Task to complete.
All entries must be repeated exactly; do not include the pictures.

Data provided.
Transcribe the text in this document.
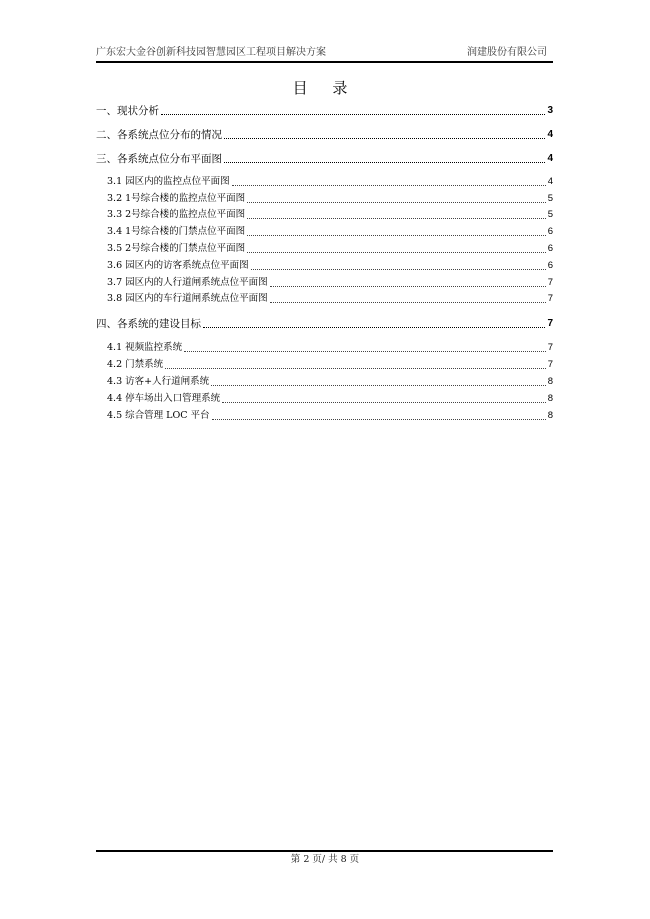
广东宏大金谷创新科技园智慧园区工程项目解决方案	润建股份有限公司
目 录
一、现状分析	3
二、各系统点位分布的情况	4
三、各系统点位分布平面图	4
3.1 园区内的监控点位平面图	4
3.2 1号综合楼的监控点位平面图	5
3.3 2号综合楼的监控点位平面图	5
3.4 1号综合楼的门禁点位平面图	6
3.5 2号综合楼的门禁点位平面图	6
3.6 园区内的访客系统点位平面图	6
3.7 园区内的人行道闸系统点位平面图	7
3.8 园区内的车行道闸系统点位平面图	7
四、各系统的建设目标	7
4.1 视频监控系统	7
4.2 门禁系统	7
4.3 访客+人行道闸系统	8
4.4 停车场出入口管理系统	8
4.5 综合管理 LOC 平台	8
第 2 页/ 共 8 页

Written reply.
Transcribe the text in this document.
广东宏大金谷创新科技园智慧园区工程项目解决方案	润建股份有限公司
目 录
一、现状分析	3
二、各系统点位分布的情况	4
三、各系统点位分布平面图	4
3.1 园区内的监控点位平面图	4
3.2 1号综合楼的监控点位平面图	5
3.3 2号综合楼的监控点位平面图	5
3.4 1号综合楼的门禁点位平面图	6
3.5 2号综合楼的门禁点位平面图	6
3.6 园区内的访客系统点位平面图	6
3.7 园区内的人行道闸系统点位平面图	7
3.8 园区内的车行道闸系统点位平面图	7
四、各系统的建设目标	7
4.1 视频监控系统	7
4.2 门禁系统	7
4.3 访客+人行道闸系统	8
4.4 停车场出入口管理系统	8
4.5 综合管理 LOC 平台	8
第 2 页/ 共 8 页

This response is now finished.